→ **WHAT TO DO**: Look through the material below and count the lines with the string "Update". Report only the count.

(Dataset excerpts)
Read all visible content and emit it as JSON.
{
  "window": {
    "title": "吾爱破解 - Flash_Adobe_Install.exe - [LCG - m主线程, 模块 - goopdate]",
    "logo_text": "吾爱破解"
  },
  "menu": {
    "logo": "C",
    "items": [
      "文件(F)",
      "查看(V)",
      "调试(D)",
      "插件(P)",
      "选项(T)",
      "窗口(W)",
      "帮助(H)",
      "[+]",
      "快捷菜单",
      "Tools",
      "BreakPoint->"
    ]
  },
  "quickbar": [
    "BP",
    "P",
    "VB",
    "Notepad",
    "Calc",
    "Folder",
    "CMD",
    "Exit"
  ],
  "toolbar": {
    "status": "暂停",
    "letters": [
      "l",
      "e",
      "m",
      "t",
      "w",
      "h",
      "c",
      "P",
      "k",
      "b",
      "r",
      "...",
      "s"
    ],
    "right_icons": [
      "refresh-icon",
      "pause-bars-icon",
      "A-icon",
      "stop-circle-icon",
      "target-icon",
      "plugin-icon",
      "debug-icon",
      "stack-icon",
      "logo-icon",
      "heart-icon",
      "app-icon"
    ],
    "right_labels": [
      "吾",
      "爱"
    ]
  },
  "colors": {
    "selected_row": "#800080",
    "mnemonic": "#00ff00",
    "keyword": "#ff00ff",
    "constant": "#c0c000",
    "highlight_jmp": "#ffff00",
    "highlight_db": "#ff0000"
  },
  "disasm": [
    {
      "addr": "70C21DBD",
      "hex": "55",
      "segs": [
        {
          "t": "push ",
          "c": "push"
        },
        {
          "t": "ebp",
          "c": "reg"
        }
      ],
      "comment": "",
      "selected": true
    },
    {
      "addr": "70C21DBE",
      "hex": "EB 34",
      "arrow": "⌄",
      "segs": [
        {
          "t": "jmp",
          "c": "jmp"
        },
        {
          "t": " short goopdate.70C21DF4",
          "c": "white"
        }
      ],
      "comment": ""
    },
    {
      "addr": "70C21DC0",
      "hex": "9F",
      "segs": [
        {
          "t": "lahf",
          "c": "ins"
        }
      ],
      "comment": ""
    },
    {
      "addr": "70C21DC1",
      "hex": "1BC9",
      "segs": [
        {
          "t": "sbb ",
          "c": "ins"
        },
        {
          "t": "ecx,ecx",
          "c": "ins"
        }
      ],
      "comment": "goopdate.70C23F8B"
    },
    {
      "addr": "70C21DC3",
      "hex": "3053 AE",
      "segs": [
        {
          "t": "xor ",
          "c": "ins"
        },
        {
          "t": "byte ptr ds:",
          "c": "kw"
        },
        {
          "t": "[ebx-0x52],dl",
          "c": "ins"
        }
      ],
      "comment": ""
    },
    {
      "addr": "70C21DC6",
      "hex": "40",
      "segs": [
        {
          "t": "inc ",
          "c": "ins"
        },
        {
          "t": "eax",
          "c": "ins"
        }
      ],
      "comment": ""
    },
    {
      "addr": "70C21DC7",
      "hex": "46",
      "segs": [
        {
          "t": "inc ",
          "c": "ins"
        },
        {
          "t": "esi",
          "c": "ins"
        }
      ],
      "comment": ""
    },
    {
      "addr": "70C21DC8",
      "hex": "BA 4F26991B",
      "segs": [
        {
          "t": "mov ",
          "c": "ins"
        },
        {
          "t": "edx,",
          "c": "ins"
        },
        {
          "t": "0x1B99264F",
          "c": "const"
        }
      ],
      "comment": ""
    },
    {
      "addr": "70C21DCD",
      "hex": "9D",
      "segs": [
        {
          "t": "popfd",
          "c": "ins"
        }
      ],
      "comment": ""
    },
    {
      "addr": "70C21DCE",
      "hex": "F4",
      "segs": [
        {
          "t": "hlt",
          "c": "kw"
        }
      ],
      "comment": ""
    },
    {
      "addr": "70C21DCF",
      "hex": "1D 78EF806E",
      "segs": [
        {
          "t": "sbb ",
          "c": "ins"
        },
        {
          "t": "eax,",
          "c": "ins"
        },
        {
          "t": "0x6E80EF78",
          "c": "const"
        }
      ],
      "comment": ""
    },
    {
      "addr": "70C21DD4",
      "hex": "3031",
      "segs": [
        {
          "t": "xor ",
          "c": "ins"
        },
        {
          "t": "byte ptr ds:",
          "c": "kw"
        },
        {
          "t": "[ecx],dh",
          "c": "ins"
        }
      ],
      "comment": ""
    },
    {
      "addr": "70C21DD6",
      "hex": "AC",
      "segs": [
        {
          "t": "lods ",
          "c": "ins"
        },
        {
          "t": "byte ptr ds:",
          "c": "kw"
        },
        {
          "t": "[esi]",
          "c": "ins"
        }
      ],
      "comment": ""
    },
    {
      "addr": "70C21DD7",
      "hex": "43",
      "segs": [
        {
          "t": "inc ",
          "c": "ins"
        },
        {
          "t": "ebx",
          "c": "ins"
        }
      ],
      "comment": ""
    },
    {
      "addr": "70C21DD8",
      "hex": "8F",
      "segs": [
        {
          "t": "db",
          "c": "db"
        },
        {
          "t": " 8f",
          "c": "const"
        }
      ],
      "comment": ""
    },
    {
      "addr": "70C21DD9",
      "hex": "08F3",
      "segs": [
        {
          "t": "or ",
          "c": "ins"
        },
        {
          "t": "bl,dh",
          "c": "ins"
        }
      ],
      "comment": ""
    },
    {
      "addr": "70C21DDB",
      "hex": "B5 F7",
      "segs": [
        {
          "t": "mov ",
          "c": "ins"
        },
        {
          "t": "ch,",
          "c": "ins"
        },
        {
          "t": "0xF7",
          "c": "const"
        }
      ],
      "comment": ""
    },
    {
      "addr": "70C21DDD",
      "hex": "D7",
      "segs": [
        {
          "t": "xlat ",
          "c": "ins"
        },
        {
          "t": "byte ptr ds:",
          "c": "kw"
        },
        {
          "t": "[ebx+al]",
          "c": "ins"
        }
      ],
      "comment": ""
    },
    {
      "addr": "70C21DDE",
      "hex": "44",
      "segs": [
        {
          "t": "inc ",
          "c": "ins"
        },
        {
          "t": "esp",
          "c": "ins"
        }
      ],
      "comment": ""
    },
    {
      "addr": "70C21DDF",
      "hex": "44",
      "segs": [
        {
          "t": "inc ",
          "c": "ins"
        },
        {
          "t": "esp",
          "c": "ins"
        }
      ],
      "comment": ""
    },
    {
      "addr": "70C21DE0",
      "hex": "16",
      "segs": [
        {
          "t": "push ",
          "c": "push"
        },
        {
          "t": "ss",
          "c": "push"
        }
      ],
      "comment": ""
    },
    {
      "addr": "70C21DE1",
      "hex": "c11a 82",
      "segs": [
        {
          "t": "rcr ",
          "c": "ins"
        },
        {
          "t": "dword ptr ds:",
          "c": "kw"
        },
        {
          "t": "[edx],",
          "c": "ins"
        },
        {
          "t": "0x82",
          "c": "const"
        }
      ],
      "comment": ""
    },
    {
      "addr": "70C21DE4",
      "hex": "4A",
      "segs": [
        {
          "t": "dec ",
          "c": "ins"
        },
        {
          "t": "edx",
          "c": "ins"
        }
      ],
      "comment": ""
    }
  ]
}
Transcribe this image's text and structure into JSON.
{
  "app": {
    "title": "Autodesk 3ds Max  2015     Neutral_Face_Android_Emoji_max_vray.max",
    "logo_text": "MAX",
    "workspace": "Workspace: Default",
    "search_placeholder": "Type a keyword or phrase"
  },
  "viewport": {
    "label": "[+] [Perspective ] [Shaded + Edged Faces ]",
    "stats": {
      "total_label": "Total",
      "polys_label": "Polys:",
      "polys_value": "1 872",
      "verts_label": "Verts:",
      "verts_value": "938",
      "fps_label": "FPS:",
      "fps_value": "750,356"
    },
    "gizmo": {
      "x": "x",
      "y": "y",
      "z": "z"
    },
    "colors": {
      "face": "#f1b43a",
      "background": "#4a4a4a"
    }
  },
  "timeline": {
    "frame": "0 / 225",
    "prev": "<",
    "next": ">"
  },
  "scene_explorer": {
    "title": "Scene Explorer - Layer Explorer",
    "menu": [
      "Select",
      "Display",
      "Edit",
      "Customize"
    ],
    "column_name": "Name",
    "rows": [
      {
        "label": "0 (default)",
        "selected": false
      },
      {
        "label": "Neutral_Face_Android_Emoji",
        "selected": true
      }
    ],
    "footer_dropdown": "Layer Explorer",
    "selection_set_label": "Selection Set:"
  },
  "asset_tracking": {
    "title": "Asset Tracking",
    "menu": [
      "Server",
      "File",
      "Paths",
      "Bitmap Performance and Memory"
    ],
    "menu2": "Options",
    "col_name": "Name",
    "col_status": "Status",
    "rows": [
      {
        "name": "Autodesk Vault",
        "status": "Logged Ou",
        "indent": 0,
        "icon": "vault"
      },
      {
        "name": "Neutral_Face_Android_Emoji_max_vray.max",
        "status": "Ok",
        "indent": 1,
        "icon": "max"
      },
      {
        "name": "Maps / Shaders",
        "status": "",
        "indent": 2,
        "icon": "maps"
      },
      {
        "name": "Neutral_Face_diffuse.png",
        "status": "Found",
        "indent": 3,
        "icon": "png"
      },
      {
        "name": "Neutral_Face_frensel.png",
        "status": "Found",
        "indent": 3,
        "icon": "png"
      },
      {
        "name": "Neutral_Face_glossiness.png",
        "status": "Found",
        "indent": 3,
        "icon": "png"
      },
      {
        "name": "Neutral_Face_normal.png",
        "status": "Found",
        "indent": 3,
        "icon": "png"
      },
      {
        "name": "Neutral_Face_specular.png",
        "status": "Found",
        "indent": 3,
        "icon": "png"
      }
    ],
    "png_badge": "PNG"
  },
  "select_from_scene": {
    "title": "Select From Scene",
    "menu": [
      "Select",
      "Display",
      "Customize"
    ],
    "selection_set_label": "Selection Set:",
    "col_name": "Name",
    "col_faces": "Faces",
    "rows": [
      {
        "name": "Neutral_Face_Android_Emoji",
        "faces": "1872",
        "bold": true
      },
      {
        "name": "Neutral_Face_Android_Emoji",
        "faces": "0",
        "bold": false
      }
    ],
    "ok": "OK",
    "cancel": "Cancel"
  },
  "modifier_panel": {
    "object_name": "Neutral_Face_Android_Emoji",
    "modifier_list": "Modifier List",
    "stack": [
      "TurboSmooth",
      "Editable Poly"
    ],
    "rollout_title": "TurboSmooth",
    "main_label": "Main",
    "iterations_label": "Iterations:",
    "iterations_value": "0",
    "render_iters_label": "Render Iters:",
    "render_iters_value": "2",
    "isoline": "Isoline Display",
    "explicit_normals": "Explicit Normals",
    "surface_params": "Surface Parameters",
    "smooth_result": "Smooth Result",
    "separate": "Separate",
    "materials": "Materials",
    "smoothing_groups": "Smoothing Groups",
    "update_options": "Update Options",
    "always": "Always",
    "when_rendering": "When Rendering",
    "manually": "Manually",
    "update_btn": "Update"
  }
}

→ **OUTPUT BELOW**: 2